Records excerpted from a collection:
───
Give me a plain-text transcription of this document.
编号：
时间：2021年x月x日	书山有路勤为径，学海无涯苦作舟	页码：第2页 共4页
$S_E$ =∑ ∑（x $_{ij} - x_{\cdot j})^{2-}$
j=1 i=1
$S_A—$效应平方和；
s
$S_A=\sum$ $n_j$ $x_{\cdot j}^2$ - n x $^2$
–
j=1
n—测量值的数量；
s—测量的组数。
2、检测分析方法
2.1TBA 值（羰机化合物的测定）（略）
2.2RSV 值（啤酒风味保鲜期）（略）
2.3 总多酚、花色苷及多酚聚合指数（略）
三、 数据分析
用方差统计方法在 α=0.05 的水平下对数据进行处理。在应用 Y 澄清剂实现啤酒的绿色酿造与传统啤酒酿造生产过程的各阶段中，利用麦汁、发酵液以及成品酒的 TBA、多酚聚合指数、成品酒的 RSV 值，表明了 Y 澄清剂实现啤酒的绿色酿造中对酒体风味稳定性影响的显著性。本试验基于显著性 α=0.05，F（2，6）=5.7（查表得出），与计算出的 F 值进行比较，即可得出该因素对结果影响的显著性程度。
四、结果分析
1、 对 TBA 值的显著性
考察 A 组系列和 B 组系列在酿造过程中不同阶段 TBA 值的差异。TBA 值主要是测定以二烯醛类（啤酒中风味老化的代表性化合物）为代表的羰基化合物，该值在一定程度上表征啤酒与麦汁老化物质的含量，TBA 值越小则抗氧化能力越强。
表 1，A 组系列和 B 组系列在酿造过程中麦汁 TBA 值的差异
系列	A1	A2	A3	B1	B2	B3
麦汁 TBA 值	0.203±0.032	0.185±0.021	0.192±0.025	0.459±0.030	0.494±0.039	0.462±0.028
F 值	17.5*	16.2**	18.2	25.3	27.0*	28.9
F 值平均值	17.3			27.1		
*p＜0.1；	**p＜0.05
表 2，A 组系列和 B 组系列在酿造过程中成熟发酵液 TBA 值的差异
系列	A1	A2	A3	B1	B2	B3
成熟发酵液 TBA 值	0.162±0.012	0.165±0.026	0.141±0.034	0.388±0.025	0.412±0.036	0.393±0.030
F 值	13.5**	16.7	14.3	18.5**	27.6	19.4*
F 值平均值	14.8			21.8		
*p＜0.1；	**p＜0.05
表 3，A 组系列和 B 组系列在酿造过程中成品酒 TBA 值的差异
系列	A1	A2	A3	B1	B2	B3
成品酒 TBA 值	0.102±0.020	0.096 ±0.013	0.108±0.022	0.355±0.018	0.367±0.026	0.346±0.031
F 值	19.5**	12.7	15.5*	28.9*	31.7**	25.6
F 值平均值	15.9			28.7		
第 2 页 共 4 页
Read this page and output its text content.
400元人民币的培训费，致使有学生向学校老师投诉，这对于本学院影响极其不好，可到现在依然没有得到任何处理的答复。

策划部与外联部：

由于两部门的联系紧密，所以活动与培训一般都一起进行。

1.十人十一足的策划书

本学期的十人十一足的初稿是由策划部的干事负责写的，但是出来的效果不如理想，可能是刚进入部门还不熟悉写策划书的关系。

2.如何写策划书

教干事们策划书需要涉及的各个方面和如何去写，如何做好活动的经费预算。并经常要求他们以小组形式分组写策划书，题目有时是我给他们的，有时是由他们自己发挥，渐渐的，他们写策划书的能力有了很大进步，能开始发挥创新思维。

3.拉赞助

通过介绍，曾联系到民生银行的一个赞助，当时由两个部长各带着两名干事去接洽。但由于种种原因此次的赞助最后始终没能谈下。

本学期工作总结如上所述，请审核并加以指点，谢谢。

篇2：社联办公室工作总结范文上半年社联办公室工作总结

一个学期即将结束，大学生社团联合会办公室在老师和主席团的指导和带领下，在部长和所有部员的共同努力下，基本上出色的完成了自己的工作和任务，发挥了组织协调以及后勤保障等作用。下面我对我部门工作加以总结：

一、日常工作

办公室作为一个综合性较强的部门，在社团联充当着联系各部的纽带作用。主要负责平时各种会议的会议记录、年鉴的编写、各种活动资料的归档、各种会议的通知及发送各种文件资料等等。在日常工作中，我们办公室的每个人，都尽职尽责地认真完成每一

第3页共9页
───
Aim of the task - Reproduce exactly the line that holds "Read this page and output its text content.", then every line after it, ending with the final line of the records above.

Response -
Read this page and output its text content.
400元人民币的培训费，致使有学生向学校老师投诉，这对于本学院影响极其不好，可到现在依然没有得到任何处理的答复。

策划部与外联部：

由于两部门的联系紧密，所以活动与培训一般都一起进行。

1.十人十一足的策划书

本学期的十人十一足的初稿是由策划部的干事负责写的，但是出来的效果不如理想，可能是刚进入部门还不熟悉写策划书的关系。

2.如何写策划书

教干事们策划书需要涉及的各个方面和如何去写，如何做好活动的经费预算。并经常要求他们以小组形式分组写策划书，题目有时是我给他们的，有时是由他们自己发挥，渐渐的，他们写策划书的能力有了很大进步，能开始发挥创新思维。

3.拉赞助

通过介绍，曾联系到民生银行的一个赞助，当时由两个部长各带着两名干事去接洽。但由于种种原因此次的赞助最后始终没能谈下。

本学期工作总结如上所述，请审核并加以指点，谢谢。

篇2：社联办公室工作总结范文上半年社联办公室工作总结

一个学期即将结束，大学生社团联合会办公室在老师和主席团的指导和带领下，在部长和所有部员的共同努力下，基本上出色的完成了自己的工作和任务，发挥了组织协调以及后勤保障等作用。下面我对我部门工作加以总结：

一、日常工作

办公室作为一个综合性较强的部门，在社团联充当着联系各部的纽带作用。主要负责平时各种会议的会议记录、年鉴的编写、各种活动资料的归档、各种会议的通知及发送各种文件资料等等。在日常工作中，我们办公室的每个人，都尽职尽责地认真完成每一

第3页共9页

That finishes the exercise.